Transcribe everything in the data word for word. Pictures are left out.

◇ ◇ ◇ ◇

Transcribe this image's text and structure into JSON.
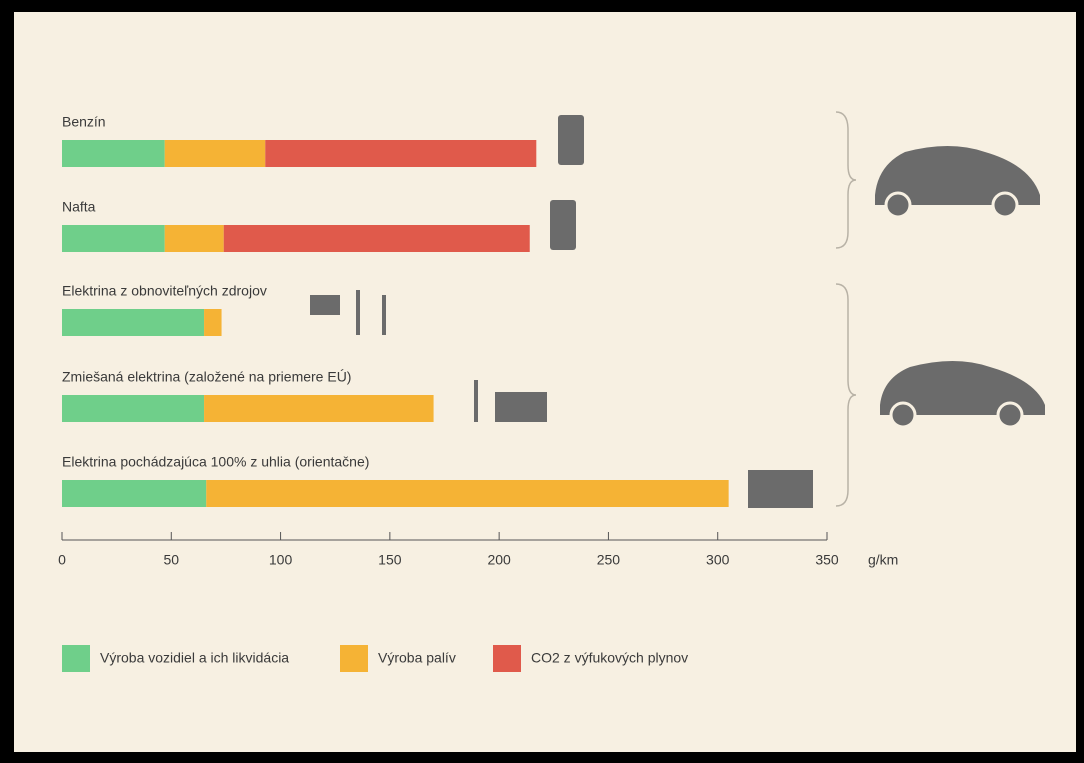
{
  "chart_data": {
    "type": "stacked_barh",
    "categories": [
      "Benzín",
      "Nafta",
      "Elektrina z obnoviteľných zdrojov",
      "Zmiešaná elektrina (založené na priemere EÚ)",
      "Elektrina pochádzajúca 100% z uhlia (orientačne)"
    ],
    "series": [
      {
        "name": "Výroba vozidiel a ich likvidácia",
        "color": "#6fcf8a",
        "values": [
          47,
          47,
          65,
          65,
          66
        ]
      },
      {
        "name": "Výroba palív",
        "color": "#f5b335",
        "values": [
          46,
          27,
          8,
          105,
          239
        ]
      },
      {
        "name": "CO2 z výfukových plynov",
        "color": "#e05a4b",
        "values": [
          124,
          140,
          null,
          null,
          null
        ]
      }
    ],
    "xlim": [
      0,
      350
    ],
    "xticks": [
      0,
      50,
      100,
      150,
      200,
      250,
      300,
      350
    ],
    "x_unit": "g/km",
    "legend": "bottom"
  }
}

◇ ◇ ◇ ◇

# [Written answer]
Transcribe this image's text and structure into JSON.
{
  "chart_data": {
    "type": "stacked_barh",
    "categories": [
      "Benzín",
      "Nafta",
      "Elektrina z obnoviteľných zdrojov",
      "Zmiešaná elektrina (založené na priemere EÚ)",
      "Elektrina pochádzajúca 100% z uhlia (orientačne)"
    ],
    "series": [
      {
        "name": "Výroba vozidiel a ich likvidácia",
        "color": "#6fcf8a",
        "values": [
          47,
          47,
          65,
          65,
          66
        ]
      },
      {
        "name": "Výroba palív",
        "color": "#f5b335",
        "values": [
          46,
          27,
          8,
          105,
          239
        ]
      },
      {
        "name": "CO2 z výfukových plynov",
        "color": "#e05a4b",
        "values": [
          124,
          140,
          null,
          null,
          null
        ]
      }
    ],
    "xlim": [
      0,
      350
    ],
    "xticks": [
      0,
      50,
      100,
      150,
      200,
      250,
      300,
      350
    ],
    "x_unit": "g/km",
    "legend": "bottom"
  }
}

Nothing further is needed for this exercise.